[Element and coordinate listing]
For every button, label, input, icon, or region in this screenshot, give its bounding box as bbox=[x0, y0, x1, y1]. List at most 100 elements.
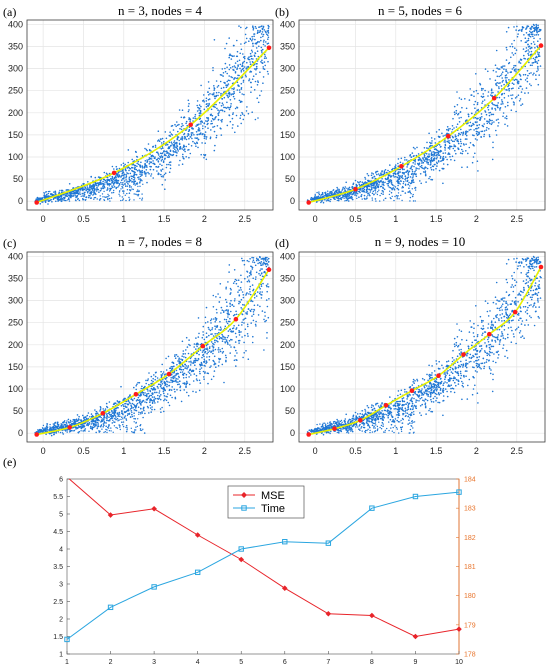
scatter-point bbox=[457, 140, 460, 143]
scatter-point bbox=[231, 327, 234, 330]
scatter-point bbox=[414, 200, 416, 202]
scatter-point bbox=[502, 112, 505, 114]
scatter-point bbox=[464, 138, 467, 140]
scatter-point bbox=[205, 344, 208, 347]
scatter-point bbox=[244, 334, 246, 337]
scatter-point bbox=[479, 82, 481, 85]
scatter-point bbox=[160, 142, 163, 144]
scatter-point bbox=[389, 179, 392, 181]
scatter-point bbox=[442, 135, 445, 137]
scatter-point bbox=[233, 77, 236, 79]
scatter-point bbox=[182, 368, 185, 371]
scatter-point bbox=[265, 31, 267, 34]
scatter-point bbox=[188, 383, 191, 386]
scatter-point bbox=[372, 185, 374, 187]
scatter-point bbox=[141, 197, 144, 199]
scatter-point bbox=[127, 413, 129, 415]
scatter-point bbox=[268, 25, 270, 28]
scatter-point bbox=[469, 142, 472, 144]
scatter-point bbox=[196, 379, 198, 382]
scatter-point bbox=[126, 189, 129, 191]
scatter-point bbox=[214, 317, 217, 319]
scatter-point bbox=[219, 80, 222, 83]
scatter-point bbox=[250, 91, 252, 93]
scatter-point bbox=[430, 178, 432, 181]
scatter-point bbox=[199, 368, 201, 371]
scatter-point bbox=[137, 396, 140, 399]
scatter-point bbox=[156, 170, 158, 172]
scatter-point bbox=[97, 425, 100, 428]
scatter-point bbox=[380, 180, 382, 182]
scatter-point bbox=[491, 119, 493, 122]
scatter-point bbox=[495, 82, 497, 85]
scatter-point bbox=[500, 85, 503, 87]
scatter-point bbox=[216, 332, 218, 335]
scatter-point bbox=[527, 74, 529, 77]
scatter-point bbox=[136, 190, 138, 193]
scatter-point bbox=[174, 396, 177, 399]
scatter-point bbox=[150, 379, 153, 382]
scatter-point bbox=[258, 272, 260, 275]
scatter-point bbox=[201, 121, 203, 123]
scatter-point bbox=[82, 198, 84, 200]
scatter-point bbox=[528, 61, 530, 64]
scatter-point bbox=[241, 111, 243, 114]
scatter-point bbox=[487, 106, 489, 109]
scatter-point bbox=[521, 88, 524, 90]
scatter-point bbox=[234, 72, 237, 74]
scatter-point bbox=[480, 107, 483, 109]
scatter-point bbox=[240, 289, 242, 291]
scatter-point bbox=[176, 373, 179, 375]
scatter-point bbox=[165, 154, 167, 157]
scatter-point bbox=[476, 127, 478, 130]
scatter-point bbox=[413, 172, 416, 175]
scatter-point bbox=[461, 106, 463, 109]
scatter-point bbox=[255, 69, 257, 71]
scatter-point bbox=[96, 198, 98, 200]
scatter-point bbox=[507, 88, 510, 90]
scatter-point bbox=[154, 378, 156, 381]
scatter-point bbox=[213, 355, 216, 358]
scatter-point bbox=[402, 182, 404, 185]
scatter-point bbox=[384, 181, 386, 183]
scatter-point bbox=[161, 152, 163, 155]
scatter-point bbox=[423, 159, 425, 161]
scatter-point bbox=[397, 180, 399, 183]
scatter-point bbox=[174, 380, 177, 382]
scatter-point bbox=[146, 159, 148, 161]
scatter-point bbox=[533, 24, 535, 27]
scatter-point bbox=[146, 405, 149, 408]
scatter-point bbox=[126, 192, 128, 195]
scatter-point bbox=[265, 258, 267, 261]
scatter-point bbox=[211, 114, 214, 117]
scatter-point bbox=[127, 149, 130, 151]
scatter-point bbox=[246, 106, 248, 108]
panel-label: (b) bbox=[275, 5, 289, 19]
scatter-point bbox=[144, 385, 146, 388]
scatter-point bbox=[219, 349, 221, 351]
scatter-point bbox=[238, 329, 240, 332]
scatter-point bbox=[257, 117, 259, 119]
scatter-point bbox=[319, 195, 322, 197]
scatter-point bbox=[222, 86, 225, 89]
scatter-point bbox=[151, 396, 154, 398]
scatter-point bbox=[448, 142, 451, 145]
scatter-point bbox=[501, 101, 504, 103]
scatter-point bbox=[145, 382, 147, 385]
scatter-point bbox=[181, 148, 184, 150]
scatter-point bbox=[47, 190, 50, 193]
scatter-point bbox=[74, 195, 77, 197]
scatter-point bbox=[408, 181, 410, 184]
scatter-point bbox=[249, 271, 252, 274]
scatter-point bbox=[212, 67, 214, 69]
scatter-point bbox=[524, 73, 527, 76]
scatter-point bbox=[351, 185, 354, 188]
scatter-point bbox=[220, 109, 222, 112]
scatter-point bbox=[178, 164, 180, 166]
scatter-point bbox=[200, 105, 202, 108]
scatter-point bbox=[68, 194, 70, 196]
scatter-point bbox=[329, 200, 331, 203]
scatter-point bbox=[157, 165, 160, 168]
scatter-point bbox=[378, 174, 381, 177]
scatter-point bbox=[333, 191, 336, 193]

§ **EXERCISE PROMPT**
Can you duplicate every line of the listing above exactly, leaving the pictures out of your answer?

§ **REPLY**
For every button, label, input, icon, or region in this screenshot, give its bounding box as bbox=[x0, y0, x1, y1]. List at most 100 elements.
scatter-point bbox=[457, 140, 460, 143]
scatter-point bbox=[231, 327, 234, 330]
scatter-point bbox=[414, 200, 416, 202]
scatter-point bbox=[502, 112, 505, 114]
scatter-point bbox=[464, 138, 467, 140]
scatter-point bbox=[205, 344, 208, 347]
scatter-point bbox=[244, 334, 246, 337]
scatter-point bbox=[479, 82, 481, 85]
scatter-point bbox=[160, 142, 163, 144]
scatter-point bbox=[389, 179, 392, 181]
scatter-point bbox=[442, 135, 445, 137]
scatter-point bbox=[233, 77, 236, 79]
scatter-point bbox=[182, 368, 185, 371]
scatter-point bbox=[265, 31, 267, 34]
scatter-point bbox=[188, 383, 191, 386]
scatter-point bbox=[372, 185, 374, 187]
scatter-point bbox=[141, 197, 144, 199]
scatter-point bbox=[127, 413, 129, 415]
scatter-point bbox=[268, 25, 270, 28]
scatter-point bbox=[469, 142, 472, 144]
scatter-point bbox=[196, 379, 198, 382]
scatter-point bbox=[126, 189, 129, 191]
scatter-point bbox=[214, 317, 217, 319]
scatter-point bbox=[219, 80, 222, 83]
scatter-point bbox=[250, 91, 252, 93]
scatter-point bbox=[430, 178, 432, 181]
scatter-point bbox=[199, 368, 201, 371]
scatter-point bbox=[137, 396, 140, 399]
scatter-point bbox=[156, 170, 158, 172]
scatter-point bbox=[97, 425, 100, 428]
scatter-point bbox=[380, 180, 382, 182]
scatter-point bbox=[491, 119, 493, 122]
scatter-point bbox=[495, 82, 497, 85]
scatter-point bbox=[500, 85, 503, 87]
scatter-point bbox=[216, 332, 218, 335]
scatter-point bbox=[527, 74, 529, 77]
scatter-point bbox=[136, 190, 138, 193]
scatter-point bbox=[174, 396, 177, 399]
scatter-point bbox=[150, 379, 153, 382]
scatter-point bbox=[258, 272, 260, 275]
scatter-point bbox=[201, 121, 203, 123]
scatter-point bbox=[82, 198, 84, 200]
scatter-point bbox=[528, 61, 530, 64]
scatter-point bbox=[241, 111, 243, 114]
scatter-point bbox=[487, 106, 489, 109]
scatter-point bbox=[521, 88, 524, 90]
scatter-point bbox=[234, 72, 237, 74]
scatter-point bbox=[480, 107, 483, 109]
scatter-point bbox=[240, 289, 242, 291]
scatter-point bbox=[176, 373, 179, 375]
scatter-point bbox=[165, 154, 167, 157]
scatter-point bbox=[476, 127, 478, 130]
scatter-point bbox=[413, 172, 416, 175]
scatter-point bbox=[461, 106, 463, 109]
scatter-point bbox=[255, 69, 257, 71]
scatter-point bbox=[96, 198, 98, 200]
scatter-point bbox=[507, 88, 510, 90]
scatter-point bbox=[154, 378, 156, 381]
scatter-point bbox=[213, 355, 216, 358]
scatter-point bbox=[402, 182, 404, 185]
scatter-point bbox=[384, 181, 386, 183]
scatter-point bbox=[161, 152, 163, 155]
scatter-point bbox=[423, 159, 425, 161]
scatter-point bbox=[397, 180, 399, 183]
scatter-point bbox=[174, 380, 177, 382]
scatter-point bbox=[146, 159, 148, 161]
scatter-point bbox=[533, 24, 535, 27]
scatter-point bbox=[146, 405, 149, 408]
scatter-point bbox=[126, 192, 128, 195]
scatter-point bbox=[265, 258, 267, 261]
scatter-point bbox=[211, 114, 214, 117]
scatter-point bbox=[127, 149, 130, 151]
scatter-point bbox=[246, 106, 248, 108]
panel-label: (b) bbox=[275, 5, 289, 19]
scatter-point bbox=[144, 385, 146, 388]
scatter-point bbox=[219, 349, 221, 351]
scatter-point bbox=[238, 329, 240, 332]
scatter-point bbox=[257, 117, 259, 119]
scatter-point bbox=[319, 195, 322, 197]
scatter-point bbox=[222, 86, 225, 89]
scatter-point bbox=[151, 396, 154, 398]
scatter-point bbox=[448, 142, 451, 145]
scatter-point bbox=[501, 101, 504, 103]
scatter-point bbox=[145, 382, 147, 385]
scatter-point bbox=[181, 148, 184, 150]
scatter-point bbox=[47, 190, 50, 193]
scatter-point bbox=[74, 195, 77, 197]
scatter-point bbox=[408, 181, 410, 184]
scatter-point bbox=[249, 271, 252, 274]
scatter-point bbox=[212, 67, 214, 69]
scatter-point bbox=[524, 73, 527, 76]
scatter-point bbox=[351, 185, 354, 188]
scatter-point bbox=[220, 109, 222, 112]
scatter-point bbox=[178, 164, 180, 166]
scatter-point bbox=[200, 105, 202, 108]
scatter-point bbox=[68, 194, 70, 196]
scatter-point bbox=[329, 200, 331, 203]
scatter-point bbox=[157, 165, 160, 168]
scatter-point bbox=[378, 174, 381, 177]
scatter-point bbox=[333, 191, 336, 193]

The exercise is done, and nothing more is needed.